• WORK TO DO: Can you restate the records below word for word?
## begin MATERIAL SHOWN
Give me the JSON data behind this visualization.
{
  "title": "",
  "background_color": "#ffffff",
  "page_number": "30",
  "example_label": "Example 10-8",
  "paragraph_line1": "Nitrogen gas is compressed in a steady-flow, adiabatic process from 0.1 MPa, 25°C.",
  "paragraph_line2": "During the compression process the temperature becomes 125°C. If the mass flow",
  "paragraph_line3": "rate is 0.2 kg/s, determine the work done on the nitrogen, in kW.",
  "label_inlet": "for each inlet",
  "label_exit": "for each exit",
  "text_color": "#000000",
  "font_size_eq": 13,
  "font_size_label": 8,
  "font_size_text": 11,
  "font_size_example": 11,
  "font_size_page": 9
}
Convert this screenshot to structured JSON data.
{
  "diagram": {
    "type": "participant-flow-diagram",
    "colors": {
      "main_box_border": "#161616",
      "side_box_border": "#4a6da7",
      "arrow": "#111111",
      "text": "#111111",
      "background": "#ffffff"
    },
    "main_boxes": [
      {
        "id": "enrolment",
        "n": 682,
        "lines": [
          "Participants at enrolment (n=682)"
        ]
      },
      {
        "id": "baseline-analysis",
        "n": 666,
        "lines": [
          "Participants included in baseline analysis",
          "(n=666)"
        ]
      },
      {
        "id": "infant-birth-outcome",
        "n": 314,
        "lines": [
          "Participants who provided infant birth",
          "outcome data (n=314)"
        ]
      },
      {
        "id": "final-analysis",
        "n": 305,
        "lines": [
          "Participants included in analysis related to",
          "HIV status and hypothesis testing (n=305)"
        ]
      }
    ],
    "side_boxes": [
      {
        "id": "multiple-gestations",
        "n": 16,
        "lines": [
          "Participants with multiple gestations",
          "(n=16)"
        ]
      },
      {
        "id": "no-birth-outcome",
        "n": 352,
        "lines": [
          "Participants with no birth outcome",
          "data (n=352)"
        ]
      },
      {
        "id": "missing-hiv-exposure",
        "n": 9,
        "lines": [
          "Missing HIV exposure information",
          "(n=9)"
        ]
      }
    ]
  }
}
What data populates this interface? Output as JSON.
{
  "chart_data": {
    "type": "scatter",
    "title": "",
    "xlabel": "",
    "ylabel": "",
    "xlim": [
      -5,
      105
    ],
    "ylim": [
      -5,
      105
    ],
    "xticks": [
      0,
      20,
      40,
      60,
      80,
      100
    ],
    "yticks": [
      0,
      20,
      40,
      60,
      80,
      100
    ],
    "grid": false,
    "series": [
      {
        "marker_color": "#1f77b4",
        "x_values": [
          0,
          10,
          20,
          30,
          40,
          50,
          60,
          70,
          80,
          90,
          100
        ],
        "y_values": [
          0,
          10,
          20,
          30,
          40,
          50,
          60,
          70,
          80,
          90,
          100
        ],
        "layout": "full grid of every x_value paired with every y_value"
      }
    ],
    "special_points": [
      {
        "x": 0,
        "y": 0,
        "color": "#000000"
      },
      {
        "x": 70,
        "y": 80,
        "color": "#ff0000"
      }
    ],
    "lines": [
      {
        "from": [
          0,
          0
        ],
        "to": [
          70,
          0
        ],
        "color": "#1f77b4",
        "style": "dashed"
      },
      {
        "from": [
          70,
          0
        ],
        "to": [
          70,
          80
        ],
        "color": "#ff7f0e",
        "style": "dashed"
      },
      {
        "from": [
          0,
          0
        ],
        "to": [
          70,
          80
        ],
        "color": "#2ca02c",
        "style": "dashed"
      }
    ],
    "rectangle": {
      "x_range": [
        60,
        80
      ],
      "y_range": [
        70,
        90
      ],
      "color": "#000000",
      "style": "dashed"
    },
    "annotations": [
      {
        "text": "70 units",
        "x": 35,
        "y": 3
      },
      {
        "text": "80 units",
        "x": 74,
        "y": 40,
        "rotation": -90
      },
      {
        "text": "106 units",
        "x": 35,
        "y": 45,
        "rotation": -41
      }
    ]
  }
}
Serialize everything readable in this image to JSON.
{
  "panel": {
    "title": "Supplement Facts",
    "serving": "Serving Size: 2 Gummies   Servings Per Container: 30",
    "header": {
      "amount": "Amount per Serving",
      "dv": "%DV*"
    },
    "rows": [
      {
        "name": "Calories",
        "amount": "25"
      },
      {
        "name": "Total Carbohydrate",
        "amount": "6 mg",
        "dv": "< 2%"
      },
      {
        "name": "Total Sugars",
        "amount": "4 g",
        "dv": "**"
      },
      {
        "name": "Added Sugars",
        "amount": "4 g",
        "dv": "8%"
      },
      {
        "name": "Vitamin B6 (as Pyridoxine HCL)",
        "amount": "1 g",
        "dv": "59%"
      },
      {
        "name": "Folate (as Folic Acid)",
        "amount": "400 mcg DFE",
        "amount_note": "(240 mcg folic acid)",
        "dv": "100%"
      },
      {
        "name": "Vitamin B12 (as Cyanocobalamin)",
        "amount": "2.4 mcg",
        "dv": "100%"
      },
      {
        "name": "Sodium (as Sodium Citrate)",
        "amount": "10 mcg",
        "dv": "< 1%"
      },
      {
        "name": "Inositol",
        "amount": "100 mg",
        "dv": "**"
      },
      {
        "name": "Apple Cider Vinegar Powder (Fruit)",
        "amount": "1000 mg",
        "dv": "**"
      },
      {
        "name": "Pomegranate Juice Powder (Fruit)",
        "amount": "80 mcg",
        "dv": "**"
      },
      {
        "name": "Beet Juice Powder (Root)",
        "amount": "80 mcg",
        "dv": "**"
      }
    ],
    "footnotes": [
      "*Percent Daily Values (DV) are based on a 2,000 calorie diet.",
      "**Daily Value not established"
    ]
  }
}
## end MATERIAL SHOWN
• FINAL ANSWER:
Give me the JSON data behind this visualization.
{
  "title": "",
  "background_color": "#ffffff",
  "page_number": "30",
  "example_label": "Example 10-8",
  "paragraph_line1": "Nitrogen gas is compressed in a steady-flow, adiabatic process from 0.1 MPa, 25°C.",
  "paragraph_line2": "During the compression process the temperature becomes 125°C. If the mass flow",
  "paragraph_line3": "rate is 0.2 kg/s, determine the work done on the nitrogen, in kW.",
  "label_inlet": "for each inlet",
  "label_exit": "for each exit",
  "text_color": "#000000",
  "font_size_eq": 13,
  "font_size_label": 8,
  "font_size_text": 11,
  "font_size_example": 11,
  "font_size_page": 9
}
Convert this screenshot to structured JSON data.
{
  "diagram": {
    "type": "participant-flow-diagram",
    "colors": {
      "main_box_border": "#161616",
      "side_box_border": "#4a6da7",
      "arrow": "#111111",
      "text": "#111111",
      "background": "#ffffff"
    },
    "main_boxes": [
      {
        "id": "enrolment",
        "n": 682,
        "lines": [
          "Participants at enrolment (n=682)"
        ]
      },
      {
        "id": "baseline-analysis",
        "n": 666,
        "lines": [
          "Participants included in baseline analysis",
          "(n=666)"
        ]
      },
      {
        "id": "infant-birth-outcome",
        "n": 314,
        "lines": [
          "Participants who provided infant birth",
          "outcome data (n=314)"
        ]
      },
      {
        "id": "final-analysis",
        "n": 305,
        "lines": [
          "Participants included in analysis related to",
          "HIV status and hypothesis testing (n=305)"
        ]
      }
    ],
    "side_boxes": [
      {
        "id": "multiple-gestations",
        "n": 16,
        "lines": [
          "Participants with multiple gestations",
          "(n=16)"
        ]
      },
      {
        "id": "no-birth-outcome",
        "n": 352,
        "lines": [
          "Participants with no birth outcome",
          "data (n=352)"
        ]
      },
      {
        "id": "missing-hiv-exposure",
        "n": 9,
        "lines": [
          "Missing HIV exposure information",
          "(n=9)"
        ]
      }
    ]
  }
}
What data populates this interface? Output as JSON.
{
  "chart_data": {
    "type": "scatter",
    "title": "",
    "xlabel": "",
    "ylabel": "",
    "xlim": [
      -5,
      105
    ],
    "ylim": [
      -5,
      105
    ],
    "xticks": [
      0,
      20,
      40,
      60,
      80,
      100
    ],
    "yticks": [
      0,
      20,
      40,
      60,
      80,
      100
    ],
    "grid": false,
    "series": [
      {
        "marker_color": "#1f77b4",
        "x_values": [
          0,
          10,
          20,
          30,
          40,
          50,
          60,
          70,
          80,
          90,
          100
        ],
        "y_values": [
          0,
          10,
          20,
          30,
          40,
          50,
          60,
          70,
          80,
          90,
          100
        ],
        "layout": "full grid of every x_value paired with every y_value"
      }
    ],
    "special_points": [
      {
        "x": 0,
        "y": 0,
        "color": "#000000"
      },
      {
        "x": 70,
        "y": 80,
        "color": "#ff0000"
      }
    ],
    "lines": [
      {
        "from": [
          0,
          0
        ],
        "to": [
          70,
          0
        ],
        "color": "#1f77b4",
        "style": "dashed"
      },
      {
        "from": [
          70,
          0
        ],
        "to": [
          70,
          80
        ],
        "color": "#ff7f0e",
        "style": "dashed"
      },
      {
        "from": [
          0,
          0
        ],
        "to": [
          70,
          80
        ],
        "color": "#2ca02c",
        "style": "dashed"
      }
    ],
    "rectangle": {
      "x_range": [
        60,
        80
      ],
      "y_range": [
        70,
        90
      ],
      "color": "#000000",
      "style": "dashed"
    },
    "annotations": [
      {
        "text": "70 units",
        "x": 35,
        "y": 3
      },
      {
        "text": "80 units",
        "x": 74,
        "y": 40,
        "rotation": -90
      },
      {
        "text": "106 units",
        "x": 35,
        "y": 45,
        "rotation": -41
      }
    ]
  }
}
Serialize everything readable in this image to JSON.
{
  "panel": {
    "title": "Supplement Facts",
    "serving": "Serving Size: 2 Gummies   Servings Per Container: 30",
    "header": {
      "amount": "Amount per Serving",
      "dv": "%DV*"
    },
    "rows": [
      {
        "name": "Calories",
        "amount": "25"
      },
      {
        "name": "Total Carbohydrate",
        "amount": "6 mg",
        "dv": "< 2%"
      },
      {
        "name": "Total Sugars",
        "amount": "4 g",
        "dv": "**"
      },
      {
        "name": "Added Sugars",
        "amount": "4 g",
        "dv": "8%"
      },
      {
        "name": "Vitamin B6 (as Pyridoxine HCL)",
        "amount": "1 g",
        "dv": "59%"
      },
      {
        "name": "Folate (as Folic Acid)",
        "amount": "400 mcg DFE",
        "amount_note": "(240 mcg folic acid)",
        "dv": "100%"
      },
      {
        "name": "Vitamin B12 (as Cyanocobalamin)",
        "amount": "2.4 mcg",
        "dv": "100%"
      },
      {
        "name": "Sodium (as Sodium Citrate)",
        "amount": "10 mcg",
        "dv": "< 1%"
      },
      {
        "name": "Inositol",
        "amount": "100 mg",
        "dv": "**"
      },
      {
        "name": "Apple Cider Vinegar Powder (Fruit)",
        "amount": "1000 mg",
        "dv": "**"
      },
      {
        "name": "Pomegranate Juice Powder (Fruit)",
        "amount": "80 mcg",
        "dv": "**"
      },
      {
        "name": "Beet Juice Powder (Root)",
        "amount": "80 mcg",
        "dv": "**"
      }
    ],
    "footnotes": [
      "*Percent Daily Values (DV) are based on a 2,000 calorie diet.",
      "**Daily Value not established"
    ]
  }
}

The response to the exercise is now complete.